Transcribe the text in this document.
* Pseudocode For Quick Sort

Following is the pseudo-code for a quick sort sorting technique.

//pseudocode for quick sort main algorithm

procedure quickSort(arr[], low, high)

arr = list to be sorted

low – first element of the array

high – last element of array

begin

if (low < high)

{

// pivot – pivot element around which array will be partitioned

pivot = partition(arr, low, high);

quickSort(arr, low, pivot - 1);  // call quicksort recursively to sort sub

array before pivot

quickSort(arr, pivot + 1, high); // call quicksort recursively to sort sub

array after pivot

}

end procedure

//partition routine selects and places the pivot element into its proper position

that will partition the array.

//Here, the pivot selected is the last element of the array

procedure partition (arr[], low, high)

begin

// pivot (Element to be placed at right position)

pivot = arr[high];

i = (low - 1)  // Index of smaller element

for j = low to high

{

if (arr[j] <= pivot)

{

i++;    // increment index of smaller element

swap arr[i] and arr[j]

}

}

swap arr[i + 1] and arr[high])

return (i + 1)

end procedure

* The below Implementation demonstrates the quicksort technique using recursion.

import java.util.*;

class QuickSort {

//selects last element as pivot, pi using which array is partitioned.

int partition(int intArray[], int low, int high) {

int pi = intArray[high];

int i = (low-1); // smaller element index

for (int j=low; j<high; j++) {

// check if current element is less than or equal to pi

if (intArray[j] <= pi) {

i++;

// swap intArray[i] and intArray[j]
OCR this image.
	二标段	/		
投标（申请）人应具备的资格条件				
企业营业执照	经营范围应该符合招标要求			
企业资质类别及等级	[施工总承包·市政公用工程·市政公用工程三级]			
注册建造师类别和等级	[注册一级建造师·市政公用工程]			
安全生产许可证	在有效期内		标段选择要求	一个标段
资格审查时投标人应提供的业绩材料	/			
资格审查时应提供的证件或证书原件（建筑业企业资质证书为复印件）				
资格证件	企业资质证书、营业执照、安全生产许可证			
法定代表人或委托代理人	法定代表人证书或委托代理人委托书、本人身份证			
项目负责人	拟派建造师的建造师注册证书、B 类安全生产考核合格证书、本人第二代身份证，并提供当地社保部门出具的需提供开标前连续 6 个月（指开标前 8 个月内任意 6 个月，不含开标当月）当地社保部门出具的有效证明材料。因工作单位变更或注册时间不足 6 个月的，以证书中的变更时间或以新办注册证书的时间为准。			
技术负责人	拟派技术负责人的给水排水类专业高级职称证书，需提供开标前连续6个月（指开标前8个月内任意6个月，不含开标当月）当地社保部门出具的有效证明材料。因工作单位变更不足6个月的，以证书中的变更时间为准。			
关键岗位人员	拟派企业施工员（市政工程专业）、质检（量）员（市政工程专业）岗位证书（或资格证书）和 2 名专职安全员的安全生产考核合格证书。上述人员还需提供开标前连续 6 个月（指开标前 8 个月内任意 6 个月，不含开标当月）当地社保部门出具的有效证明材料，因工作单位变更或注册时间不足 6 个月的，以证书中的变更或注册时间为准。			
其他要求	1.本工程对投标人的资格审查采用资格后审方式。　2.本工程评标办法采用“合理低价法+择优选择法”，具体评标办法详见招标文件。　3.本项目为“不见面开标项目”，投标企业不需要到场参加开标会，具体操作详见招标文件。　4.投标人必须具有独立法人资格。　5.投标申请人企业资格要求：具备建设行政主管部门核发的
-- -- --
— Aim —
Some lines of the records may hold the word "smaller". How many do? Answer with a number and nothing else.

— Task answer —
3